§ Document passage
Can you beat two tier points from a transatlantic flight?

Yesterday we showed you a screenshot from someone who had earned 3 British Airways Club tier points and 24 Avios from a one-way flight between London and New York.

There were snorts of derision from some readers …. who thought the person involved should have been grateful for doing so well.

Reader James sent in a similar screenshot from a London to New York economy flight.

As you can see, he managed to earn 13 Avios and 2 tier points, leaving him just 19,998 short of retaining his Gold status ….

Virgin Points / Clubcard conversion bonus launched

Virgin Red has brought back the exceptionally generous offer it ran twice last year for activating auto-conversion from Tesco Clubcard.

You will receive 5,000 bonus Virgin Points if you switch your Tesco Clubcard account to auto-convert points to either Virgin Flying Club or Virgin Red.

In addition, to celebrate Clubcard’s 30th birthday, one auto-converter will win 1 million Virgin Points. There’s also 100,000 Virgin Points for five runners-up.  Anyone who is already on auto-convert will be automatically entered.

§ Tasks to complete
1. Rewrite the part of the loyalty points article that opens with the words "Virgin Points /" and closes with "be automatically entered.", swapping every "Tesco Clubcard" for "Clubcard".
2. In the loyalty points article, how many bonus Virgin Points do you get for switching a Tesco Clubcard account to auto-convert?
The data after this comes from a different source.

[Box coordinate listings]
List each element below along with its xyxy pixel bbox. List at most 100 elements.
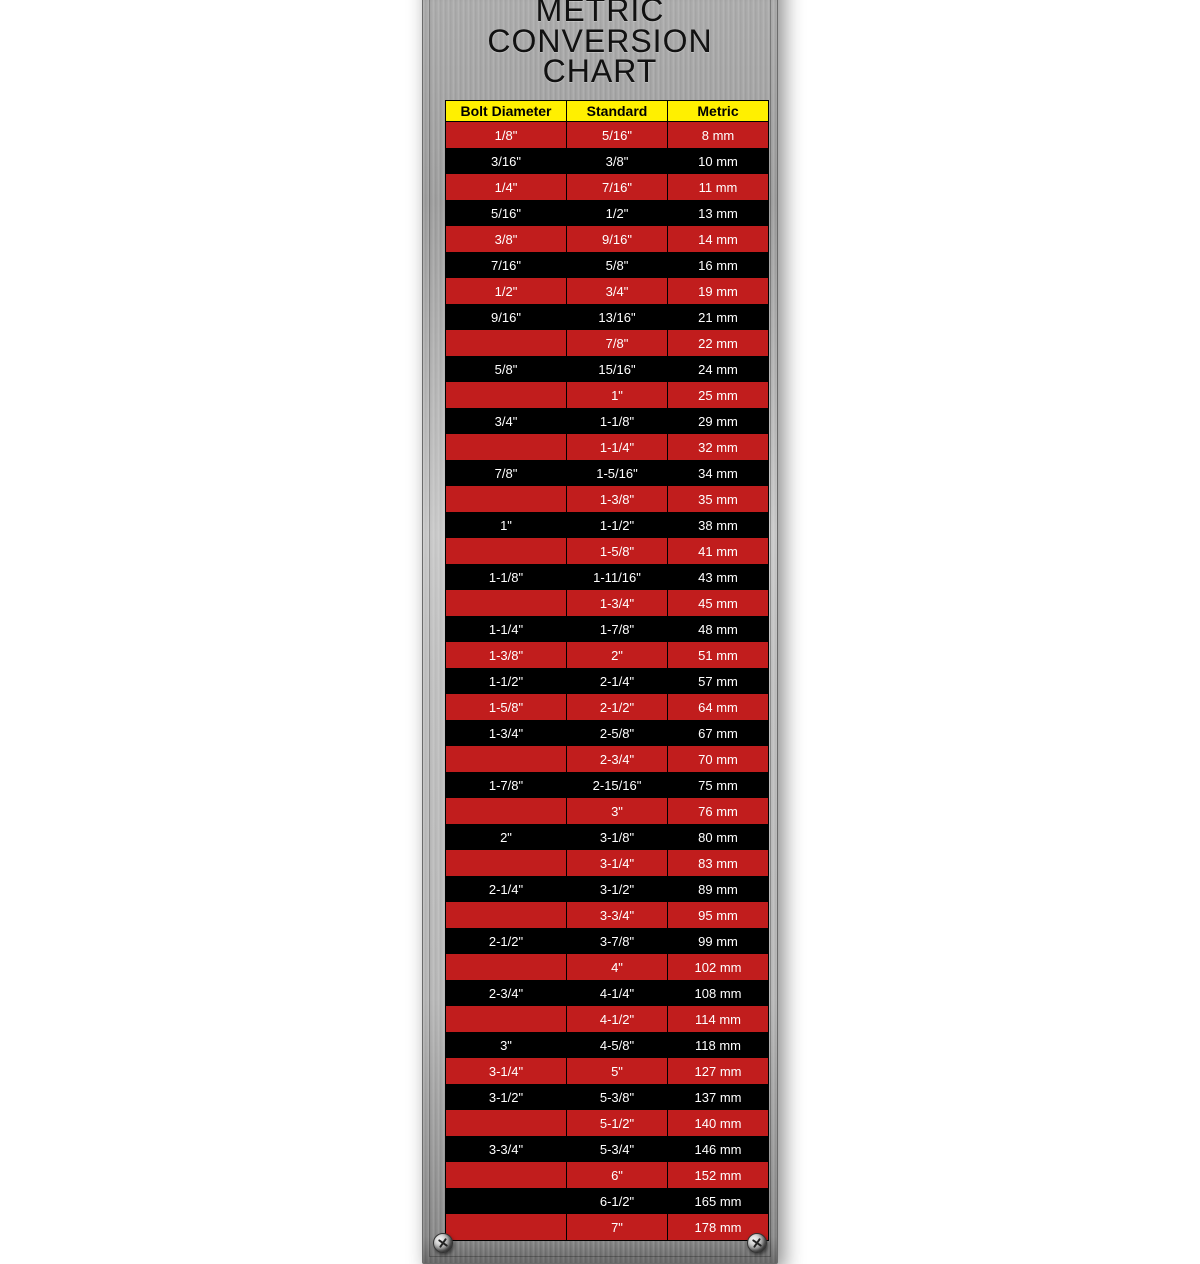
table-cell: 6-1/2" [567,1188,668,1214]
table-row: 7/8"22 mm [446,330,769,356]
table-cell: 108 mm [668,980,769,1006]
table-cell: 7" [567,1214,668,1241]
table-cell: 3-1/4" [446,1058,567,1084]
table-cell: 5/8" [446,356,567,382]
table-cell [446,1214,567,1241]
table-cell: 5-1/2" [567,1110,668,1136]
table-cell [446,902,567,928]
table-cell: 5-3/8" [567,1084,668,1110]
table-cell [446,590,567,616]
table-cell: 32 mm [668,434,769,460]
table-cell [446,798,567,824]
table-cell: 5/16" [446,200,567,226]
table-cell: 1-3/4" [567,590,668,616]
table-cell [446,434,567,460]
table-cell: 95 mm [668,902,769,928]
table-cell: 1-3/8" [446,642,567,668]
table-row: 7/8"1-5/16"34 mm [446,460,769,486]
table-cell: 140 mm [668,1110,769,1136]
table-cell: 15/16" [567,356,668,382]
table-cell: 21 mm [668,304,769,330]
table-cell [446,1162,567,1188]
table-cell: 165 mm [668,1188,769,1214]
table-cell: 1" [567,382,668,408]
table-cell: 3-1/2" [567,876,668,902]
table-row: 1/4"7/16"11 mm [446,174,769,200]
table-cell: 2-5/8" [567,720,668,746]
table-cell: 51 mm [668,642,769,668]
table-cell: 152 mm [668,1162,769,1188]
table-row: 1"25 mm [446,382,769,408]
table-cell: 5/8" [567,252,668,278]
table-cell: 7/8" [446,460,567,486]
table-cell: 137 mm [668,1084,769,1110]
chart-title-line2: CONVERSION CHART [445,26,755,87]
table-cell: 2-3/4" [446,980,567,1006]
table-cell: 2-1/4" [567,668,668,694]
table-cell: 3-1/2" [446,1084,567,1110]
plate-shadow: STANDARD TO METRIC CONVERSION CHART Bolt… [422,0,778,1264]
table-row: 6-1/2"165 mm [446,1188,769,1214]
table-cell [446,538,567,564]
table-cell: 29 mm [668,408,769,434]
table-row: 1-5/8"2-1/2"64 mm [446,694,769,720]
table-cell [446,746,567,772]
table-row: 3/16"3/8"10 mm [446,148,769,174]
table-cell: 1-1/4" [567,434,668,460]
table-header-cell: Standard [567,101,668,122]
table-cell: 1/2" [446,278,567,304]
table-row: 3-1/2"5-3/8"137 mm [446,1084,769,1110]
table-cell: 4-1/2" [567,1006,668,1032]
table-cell: 10 mm [668,148,769,174]
table-cell: 2" [446,824,567,850]
table-cell: 45 mm [668,590,769,616]
table-cell: 2-1/2" [446,928,567,954]
table-cell [446,850,567,876]
table-cell: 3-3/4" [567,902,668,928]
table-row: 1"1-1/2"38 mm [446,512,769,538]
table-cell: 34 mm [668,460,769,486]
table-cell: 70 mm [668,746,769,772]
conversion-table: Bolt DiameterStandardMetric 1/8"5/16"8 m… [445,100,769,1241]
table-cell: 8 mm [668,122,769,149]
table-row: 1-3/4"45 mm [446,590,769,616]
screw-icon [433,1233,453,1253]
table-row: 1-1/4"32 mm [446,434,769,460]
table-cell: 64 mm [668,694,769,720]
table-cell: 3-1/8" [567,824,668,850]
table-row: 5-1/2"140 mm [446,1110,769,1136]
table-row: 1/2"3/4"19 mm [446,278,769,304]
table-cell: 1-5/8" [446,694,567,720]
table-cell: 2-1/2" [567,694,668,720]
table-cell: 1-1/2" [567,512,668,538]
table-cell: 3-3/4" [446,1136,567,1162]
chart-title: STANDARD TO METRIC CONVERSION CHART [445,0,755,86]
table-cell: 38 mm [668,512,769,538]
table-cell: 1-1/8" [446,564,567,590]
table-cell: 5/16" [567,122,668,149]
table-cell: 1/2" [567,200,668,226]
table-row: 2-1/4"3-1/2"89 mm [446,876,769,902]
table-cell: 41 mm [668,538,769,564]
table-cell: 11 mm [668,174,769,200]
table-cell: 1-7/8" [446,772,567,798]
table-row: 3-3/4"95 mm [446,902,769,928]
table-cell: 7/8" [567,330,668,356]
table-cell: 4-5/8" [567,1032,668,1058]
table-cell: 1-1/2" [446,668,567,694]
table-cell: 67 mm [668,720,769,746]
table-cell: 2-1/4" [446,876,567,902]
table-row: 1-3/4"2-5/8"67 mm [446,720,769,746]
table-cell: 3-1/4" [567,850,668,876]
table-cell: 80 mm [668,824,769,850]
table-cell [446,382,567,408]
table-cell: 118 mm [668,1032,769,1058]
table-header-row: Bolt DiameterStandardMetric [446,101,769,122]
table-row: 1-3/8"35 mm [446,486,769,512]
stage: STANDARD TO METRIC CONVERSION CHART Bolt… [0,0,1200,1200]
table-cell: 5" [567,1058,668,1084]
table-cell: 3" [446,1032,567,1058]
table-cell: 1/8" [446,122,567,149]
table-cell: 5-3/4" [567,1136,668,1162]
table-cell: 1-3/8" [567,486,668,512]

§ Solutions for each task
1.
Virgin Points / Clubcard conversion bonus launched

Virgin Red has brought back the exceptionally generous offer it ran twice last year for activating auto-conversion from Clubcard.

You will receive 5,000 bonus Virgin Points if you switch your Clubcard account to auto-convert points to either Virgin Flying Club or Virgin Red.

In addition, to celebrate Clubcard’s 30th birthday, one auto-converter will win 1 million Virgin Points. There’s also 100,000 Virgin Points for five runners-up.  Anyone who is already on auto-convert will be automatically entered.

2. 5,000 bonus Virgin Points.